▶ What is asked
Each line that holds the word "PROTECTIA" is to be identified and copied.

▶ Record list
- - - - - - -
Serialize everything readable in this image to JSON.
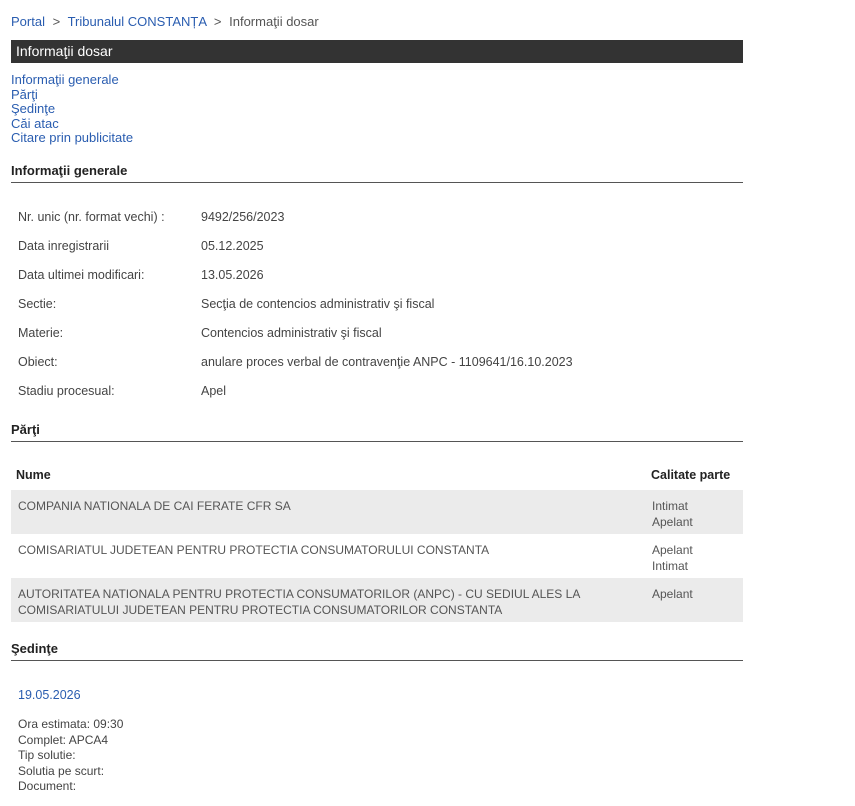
{
  "breadcrumb": {
    "items": [
      "Portal",
      "Tribunalul CONSTANȚA",
      "Informaţii dosar"
    ],
    "separator": ">"
  },
  "title_bar": {
    "label": "Informaţii dosar"
  },
  "anchors": [
    "Informaţii generale",
    "Părţi",
    "Şedinţe",
    "Căi atac",
    "Citare prin publicitate"
  ],
  "sections": {
    "general": "Informaţii generale",
    "parti": "Părţi",
    "sedinte": "Şedinţe"
  },
  "general_info": [
    {
      "label": "Nr. unic (nr. format vechi) :",
      "value": "9492/256/2023"
    },
    {
      "label": "Data inregistrarii",
      "value": "05.12.2025"
    },
    {
      "label": "Data ultimei modificari:",
      "value": "13.05.2026"
    },
    {
      "label": "Sectie:",
      "value": "Secţia de contencios administrativ şi fiscal"
    },
    {
      "label": "Materie:",
      "value": "Contencios administrativ şi fiscal"
    },
    {
      "label": "Obiect:",
      "value": "anulare proces verbal de contravenţie ANPC - 1109641/16.10.2023"
    },
    {
      "label": "Stadiu procesual:",
      "value": "Apel"
    }
  ],
  "parti_table": {
    "headers": {
      "nume": "Nume",
      "calitate": "Calitate parte"
    },
    "rows": [
      {
        "nume_line1": "COMPANIA NATIONALA DE CAI FERATE CFR SA",
        "nume_line2": "",
        "calitate_line1": "Intimat",
        "calitate_line2": "Apelant"
      },
      {
        "nume_line1": "COMISARIATUL JUDETEAN PENTRU PROTECTIA CONSUMATORULUI CONSTANTA",
        "nume_line2": "",
        "calitate_line1": "Apelant",
        "calitate_line2": "Intimat"
      },
      {
        "nume_line1": "AUTORITATEA NATIONALA PENTRU PROTECTIA CONSUMATORILOR (ANPC) - CU SEDIUL ALES LA",
        "nume_line2": "COMISARIATULUI JUDETEAN PENTRU PROTECTIA CONSUMATORILOR CONSTANTA",
        "calitate_line1": "Apelant",
        "calitate_line2": ""
      }
    ]
  },
  "sedinta": {
    "date": "19.05.2026",
    "details": [
      "Ora estimata: 09:30",
      "Complet: APCA4",
      "Tip solutie:",
      "Solutia pe scurt:",
      "Document:"
    ]
  },
  "colors": {
    "title_bar_bg": "#333333",
    "link": "#2a5db0",
    "row_alt_bg": "#ebebeb"
  }
}
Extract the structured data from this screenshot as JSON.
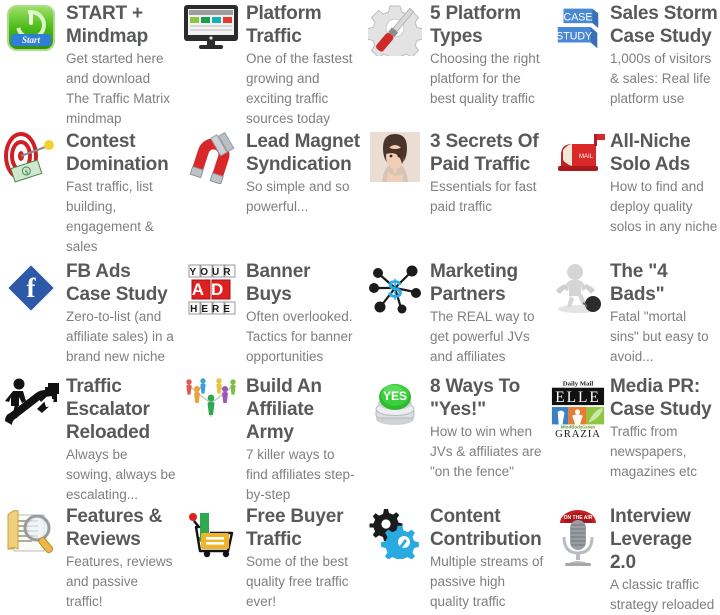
- - - - - - -
▶ Exercise answer
        "nume_line1": "COMISARIATUL JUDETEAN PENTRU PROTECTIA CONSUMATORULUI CONSTANTA",
        "nume_line1": "AUTORITATEA NATIONALA PENTRU PROTECTIA CONSUMATORILOR (ANPC) - CU SEDIUL ALES LA",
        "nume_line2": "COMISARIATULUI JUDETEAN PENTRU PROTECTIA CONSUMATORILOR CONSTANTA",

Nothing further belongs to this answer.